-- ENTRIES PROVIDED start --

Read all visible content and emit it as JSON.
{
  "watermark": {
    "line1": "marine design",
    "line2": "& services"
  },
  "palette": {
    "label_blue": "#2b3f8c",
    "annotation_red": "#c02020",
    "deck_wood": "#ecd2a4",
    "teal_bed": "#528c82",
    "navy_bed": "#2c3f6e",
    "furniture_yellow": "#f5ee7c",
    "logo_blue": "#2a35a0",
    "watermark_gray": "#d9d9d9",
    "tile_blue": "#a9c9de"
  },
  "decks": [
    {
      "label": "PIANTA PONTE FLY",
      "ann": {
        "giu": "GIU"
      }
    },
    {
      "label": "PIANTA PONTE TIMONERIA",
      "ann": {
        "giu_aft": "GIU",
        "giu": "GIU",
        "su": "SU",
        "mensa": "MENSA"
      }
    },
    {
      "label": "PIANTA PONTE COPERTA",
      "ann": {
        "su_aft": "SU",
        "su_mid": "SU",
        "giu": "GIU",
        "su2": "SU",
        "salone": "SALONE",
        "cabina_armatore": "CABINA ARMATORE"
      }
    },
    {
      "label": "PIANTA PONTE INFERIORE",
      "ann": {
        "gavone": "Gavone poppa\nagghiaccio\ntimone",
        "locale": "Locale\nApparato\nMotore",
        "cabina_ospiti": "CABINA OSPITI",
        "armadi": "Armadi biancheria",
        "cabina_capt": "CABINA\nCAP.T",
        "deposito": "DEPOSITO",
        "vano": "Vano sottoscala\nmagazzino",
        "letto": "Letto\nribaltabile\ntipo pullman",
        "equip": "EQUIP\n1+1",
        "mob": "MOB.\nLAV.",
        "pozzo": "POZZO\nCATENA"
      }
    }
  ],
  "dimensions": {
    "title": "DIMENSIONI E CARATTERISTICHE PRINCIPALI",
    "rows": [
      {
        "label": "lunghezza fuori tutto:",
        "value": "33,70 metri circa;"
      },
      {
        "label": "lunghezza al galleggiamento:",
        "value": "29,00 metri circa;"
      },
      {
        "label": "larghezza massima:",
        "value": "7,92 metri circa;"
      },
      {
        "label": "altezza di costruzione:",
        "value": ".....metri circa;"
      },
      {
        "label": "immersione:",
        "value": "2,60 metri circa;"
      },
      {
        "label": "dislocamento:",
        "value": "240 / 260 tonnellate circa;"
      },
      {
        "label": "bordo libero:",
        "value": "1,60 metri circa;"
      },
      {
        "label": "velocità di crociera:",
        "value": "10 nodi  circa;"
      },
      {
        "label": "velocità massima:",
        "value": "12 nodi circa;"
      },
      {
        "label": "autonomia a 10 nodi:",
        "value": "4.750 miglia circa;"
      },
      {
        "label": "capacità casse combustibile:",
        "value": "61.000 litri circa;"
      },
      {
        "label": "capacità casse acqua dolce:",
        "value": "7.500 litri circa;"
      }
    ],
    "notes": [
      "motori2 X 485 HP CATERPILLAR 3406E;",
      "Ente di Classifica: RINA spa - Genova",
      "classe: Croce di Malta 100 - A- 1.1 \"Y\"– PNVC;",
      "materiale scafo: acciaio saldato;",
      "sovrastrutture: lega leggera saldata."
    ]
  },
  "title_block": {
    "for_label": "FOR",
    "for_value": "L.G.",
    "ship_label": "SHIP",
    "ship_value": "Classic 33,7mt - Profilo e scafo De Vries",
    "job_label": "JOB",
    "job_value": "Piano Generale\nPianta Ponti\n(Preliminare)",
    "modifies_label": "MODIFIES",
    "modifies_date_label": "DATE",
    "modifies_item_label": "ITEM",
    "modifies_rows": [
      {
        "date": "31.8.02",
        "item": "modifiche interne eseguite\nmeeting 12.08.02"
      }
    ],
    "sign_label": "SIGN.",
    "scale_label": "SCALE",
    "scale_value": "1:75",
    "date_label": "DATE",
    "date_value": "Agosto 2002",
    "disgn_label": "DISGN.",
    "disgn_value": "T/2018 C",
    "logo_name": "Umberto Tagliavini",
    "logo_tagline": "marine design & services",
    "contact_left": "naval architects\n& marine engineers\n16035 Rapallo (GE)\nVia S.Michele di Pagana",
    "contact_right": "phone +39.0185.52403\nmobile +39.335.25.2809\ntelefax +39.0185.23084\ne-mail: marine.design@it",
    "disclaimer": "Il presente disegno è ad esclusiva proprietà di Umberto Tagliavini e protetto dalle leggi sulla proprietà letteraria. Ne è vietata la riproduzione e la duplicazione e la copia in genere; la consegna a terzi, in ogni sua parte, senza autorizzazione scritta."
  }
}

-- ENTRIES PROVIDED end --

### WHAT YOU WILL DO
Go through the records and print each one exactly.

### ANSWER FOR THIS EXERCISE
Read all visible content and emit it as JSON.
{
  "watermark": {
    "line1": "marine design",
    "line2": "& services"
  },
  "palette": {
    "label_blue": "#2b3f8c",
    "annotation_red": "#c02020",
    "deck_wood": "#ecd2a4",
    "teal_bed": "#528c82",
    "navy_bed": "#2c3f6e",
    "furniture_yellow": "#f5ee7c",
    "logo_blue": "#2a35a0",
    "watermark_gray": "#d9d9d9",
    "tile_blue": "#a9c9de"
  },
  "decks": [
    {
      "label": "PIANTA PONTE FLY",
      "ann": {
        "giu": "GIU"
      }
    },
    {
      "label": "PIANTA PONTE TIMONERIA",
      "ann": {
        "giu_aft": "GIU",
        "giu": "GIU",
        "su": "SU",
        "mensa": "MENSA"
      }
    },
    {
      "label": "PIANTA PONTE COPERTA",
      "ann": {
        "su_aft": "SU",
        "su_mid": "SU",
        "giu": "GIU",
        "su2": "SU",
        "salone": "SALONE",
        "cabina_armatore": "CABINA ARMATORE"
      }
    },
    {
      "label": "PIANTA PONTE INFERIORE",
      "ann": {
        "gavone": "Gavone poppa\nagghiaccio\ntimone",
        "locale": "Locale\nApparato\nMotore",
        "cabina_ospiti": "CABINA OSPITI",
        "armadi": "Armadi biancheria",
        "cabina_capt": "CABINA\nCAP.T",
        "deposito": "DEPOSITO",
        "vano": "Vano sottoscala\nmagazzino",
        "letto": "Letto\nribaltabile\ntipo pullman",
        "equip": "EQUIP\n1+1",
        "mob": "MOB.\nLAV.",
        "pozzo": "POZZO\nCATENA"
      }
    }
  ],
  "dimensions": {
    "title": "DIMENSIONI E CARATTERISTICHE PRINCIPALI",
    "rows": [
      {
        "label": "lunghezza fuori tutto:",
        "value": "33,70 metri circa;"
      },
      {
        "label": "lunghezza al galleggiamento:",
        "value": "29,00 metri circa;"
      },
      {
        "label": "larghezza massima:",
        "value": "7,92 metri circa;"
      },
      {
        "label": "altezza di costruzione:",
        "value": ".....metri circa;"
      },
      {
        "label": "immersione:",
        "value": "2,60 metri circa;"
      },
      {
        "label": "dislocamento:",
        "value": "240 / 260 tonnellate circa;"
      },
      {
        "label": "bordo libero:",
        "value": "1,60 metri circa;"
      },
      {
        "label": "velocità di crociera:",
        "value": "10 nodi  circa;"
      },
      {
        "label": "velocità massima:",
        "value": "12 nodi circa;"
      },
      {
        "label": "autonomia a 10 nodi:",
        "value": "4.750 miglia circa;"
      },
      {
        "label": "capacità casse combustibile:",
        "value": "61.000 litri circa;"
      },
      {
        "label": "capacità casse acqua dolce:",
        "value": "7.500 litri circa;"
      }
    ],
    "notes": [
      "motori2 X 485 HP CATERPILLAR 3406E;",
      "Ente di Classifica: RINA spa - Genova",
      "classe: Croce di Malta 100 - A- 1.1 \"Y\"– PNVC;",
      "materiale scafo: acciaio saldato;",
      "sovrastrutture: lega leggera saldata."
    ]
  },
  "title_block": {
    "for_label": "FOR",
    "for_value": "L.G.",
    "ship_label": "SHIP",
    "ship_value": "Classic 33,7mt - Profilo e scafo De Vries",
    "job_label": "JOB",
    "job_value": "Piano Generale\nPianta Ponti\n(Preliminare)",
    "modifies_label": "MODIFIES",
    "modifies_date_label": "DATE",
    "modifies_item_label": "ITEM",
    "modifies_rows": [
      {
        "date": "31.8.02",
        "item": "modifiche interne eseguite\nmeeting 12.08.02"
      }
    ],
    "sign_label": "SIGN.",
    "scale_label": "SCALE",
    "scale_value": "1:75",
    "date_label": "DATE",
    "date_value": "Agosto 2002",
    "disgn_label": "DISGN.",
    "disgn_value": "T/2018 C",
    "logo_name": "Umberto Tagliavini",
    "logo_tagline": "marine design & services",
    "contact_left": "naval architects\n& marine engineers\n16035 Rapallo (GE)\nVia S.Michele di Pagana",
    "contact_right": "phone +39.0185.52403\nmobile +39.335.25.2809\ntelefax +39.0185.23084\ne-mail: marine.design@it",
    "disclaimer": "Il presente disegno è ad esclusiva proprietà di Umberto Tagliavini e protetto dalle leggi sulla proprietà letteraria. Ne è vietata la riproduzione e la duplicazione e la copia in genere; la consegna a terzi, in ogni sua parte, senza autorizzazione scritta."
  }
}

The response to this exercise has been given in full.